**DATASET**.
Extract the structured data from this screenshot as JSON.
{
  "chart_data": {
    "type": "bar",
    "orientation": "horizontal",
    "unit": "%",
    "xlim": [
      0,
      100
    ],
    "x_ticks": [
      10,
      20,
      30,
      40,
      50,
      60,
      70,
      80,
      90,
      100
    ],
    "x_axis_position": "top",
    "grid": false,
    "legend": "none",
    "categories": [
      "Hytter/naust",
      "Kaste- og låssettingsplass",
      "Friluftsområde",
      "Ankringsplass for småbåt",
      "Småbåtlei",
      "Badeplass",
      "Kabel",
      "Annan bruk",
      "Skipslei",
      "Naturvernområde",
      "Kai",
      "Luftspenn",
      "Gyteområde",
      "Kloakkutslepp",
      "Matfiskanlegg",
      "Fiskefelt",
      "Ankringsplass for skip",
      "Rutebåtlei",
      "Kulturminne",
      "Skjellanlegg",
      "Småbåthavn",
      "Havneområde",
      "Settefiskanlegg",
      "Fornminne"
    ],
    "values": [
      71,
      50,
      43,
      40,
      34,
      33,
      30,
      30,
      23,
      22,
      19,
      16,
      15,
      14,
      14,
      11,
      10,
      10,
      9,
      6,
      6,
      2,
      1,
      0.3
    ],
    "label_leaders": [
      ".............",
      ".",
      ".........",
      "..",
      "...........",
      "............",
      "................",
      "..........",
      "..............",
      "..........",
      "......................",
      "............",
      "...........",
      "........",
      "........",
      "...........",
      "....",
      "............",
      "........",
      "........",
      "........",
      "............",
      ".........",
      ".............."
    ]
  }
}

---

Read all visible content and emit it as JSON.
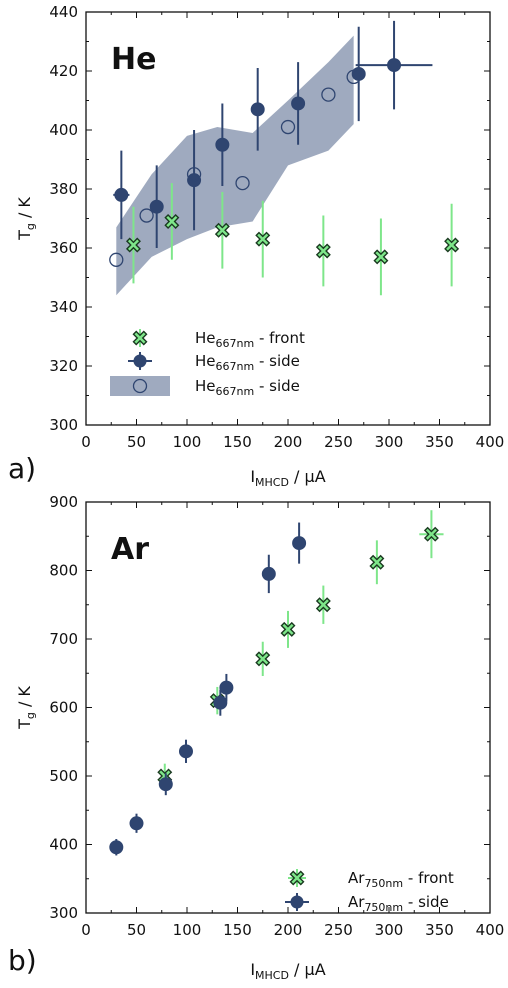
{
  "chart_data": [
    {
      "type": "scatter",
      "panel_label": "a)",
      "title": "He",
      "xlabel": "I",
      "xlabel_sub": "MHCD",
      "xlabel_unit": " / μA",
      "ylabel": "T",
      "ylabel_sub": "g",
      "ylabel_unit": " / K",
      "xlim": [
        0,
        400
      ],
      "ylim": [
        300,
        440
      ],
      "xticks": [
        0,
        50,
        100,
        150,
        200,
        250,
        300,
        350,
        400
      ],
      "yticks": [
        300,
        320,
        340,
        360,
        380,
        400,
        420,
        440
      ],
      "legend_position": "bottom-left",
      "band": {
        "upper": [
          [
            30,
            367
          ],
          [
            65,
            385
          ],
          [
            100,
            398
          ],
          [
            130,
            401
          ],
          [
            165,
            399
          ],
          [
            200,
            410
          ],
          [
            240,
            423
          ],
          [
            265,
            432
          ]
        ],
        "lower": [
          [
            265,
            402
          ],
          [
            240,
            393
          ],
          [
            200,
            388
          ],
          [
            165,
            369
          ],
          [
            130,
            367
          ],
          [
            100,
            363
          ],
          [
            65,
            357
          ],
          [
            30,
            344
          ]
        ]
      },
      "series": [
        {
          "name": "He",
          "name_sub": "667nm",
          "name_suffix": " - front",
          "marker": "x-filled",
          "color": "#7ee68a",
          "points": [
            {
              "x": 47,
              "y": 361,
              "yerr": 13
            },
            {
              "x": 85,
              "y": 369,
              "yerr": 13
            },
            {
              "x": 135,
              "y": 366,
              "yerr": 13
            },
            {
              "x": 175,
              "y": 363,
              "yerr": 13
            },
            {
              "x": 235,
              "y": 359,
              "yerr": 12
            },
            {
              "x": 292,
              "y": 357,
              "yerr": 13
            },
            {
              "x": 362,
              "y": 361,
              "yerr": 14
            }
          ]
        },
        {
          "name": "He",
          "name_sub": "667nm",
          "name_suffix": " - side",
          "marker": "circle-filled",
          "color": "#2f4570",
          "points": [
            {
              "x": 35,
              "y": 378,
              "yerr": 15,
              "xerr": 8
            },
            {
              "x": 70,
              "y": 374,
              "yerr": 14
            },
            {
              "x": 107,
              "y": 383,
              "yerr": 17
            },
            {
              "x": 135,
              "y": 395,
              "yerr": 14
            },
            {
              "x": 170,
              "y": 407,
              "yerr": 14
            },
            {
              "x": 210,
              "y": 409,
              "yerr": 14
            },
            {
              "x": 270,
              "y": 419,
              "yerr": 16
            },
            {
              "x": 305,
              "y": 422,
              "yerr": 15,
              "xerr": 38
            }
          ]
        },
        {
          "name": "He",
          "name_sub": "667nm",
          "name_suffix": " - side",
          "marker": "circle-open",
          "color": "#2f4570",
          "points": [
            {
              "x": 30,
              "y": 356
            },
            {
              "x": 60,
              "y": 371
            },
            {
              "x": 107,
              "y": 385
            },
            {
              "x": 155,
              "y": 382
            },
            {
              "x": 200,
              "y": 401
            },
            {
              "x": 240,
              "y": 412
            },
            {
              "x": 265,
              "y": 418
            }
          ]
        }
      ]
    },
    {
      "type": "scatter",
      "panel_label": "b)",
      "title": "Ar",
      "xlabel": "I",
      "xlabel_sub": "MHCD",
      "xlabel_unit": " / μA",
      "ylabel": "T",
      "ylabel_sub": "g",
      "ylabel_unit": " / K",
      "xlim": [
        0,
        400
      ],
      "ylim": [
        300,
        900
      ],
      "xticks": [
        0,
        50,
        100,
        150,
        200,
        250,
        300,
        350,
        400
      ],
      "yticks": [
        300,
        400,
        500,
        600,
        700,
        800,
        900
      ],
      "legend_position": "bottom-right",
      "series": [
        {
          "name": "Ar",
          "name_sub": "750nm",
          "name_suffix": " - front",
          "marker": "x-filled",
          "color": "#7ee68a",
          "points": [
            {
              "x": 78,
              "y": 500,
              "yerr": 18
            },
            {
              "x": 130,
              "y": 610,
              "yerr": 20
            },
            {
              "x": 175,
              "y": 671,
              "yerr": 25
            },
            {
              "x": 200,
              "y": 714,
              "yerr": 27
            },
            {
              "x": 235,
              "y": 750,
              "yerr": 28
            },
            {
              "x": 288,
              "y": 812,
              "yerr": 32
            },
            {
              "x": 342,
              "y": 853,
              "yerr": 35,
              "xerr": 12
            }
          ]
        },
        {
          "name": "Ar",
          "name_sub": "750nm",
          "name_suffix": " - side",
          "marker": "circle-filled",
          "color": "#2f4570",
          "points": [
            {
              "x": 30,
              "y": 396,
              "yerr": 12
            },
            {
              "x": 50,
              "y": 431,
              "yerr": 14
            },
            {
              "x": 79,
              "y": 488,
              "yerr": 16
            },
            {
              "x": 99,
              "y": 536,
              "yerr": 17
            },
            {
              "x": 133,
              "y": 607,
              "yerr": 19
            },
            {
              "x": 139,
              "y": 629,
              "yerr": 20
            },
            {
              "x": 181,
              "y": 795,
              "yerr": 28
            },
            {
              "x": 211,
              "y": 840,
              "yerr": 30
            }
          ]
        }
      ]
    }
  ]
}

**THE EXERCISE**.
Extract each line holding the string "Ankringsplass".

**COMPLETED EXERCISE**.
      "Ankringsplass for småbåt",
      "Ankringsplass for skip",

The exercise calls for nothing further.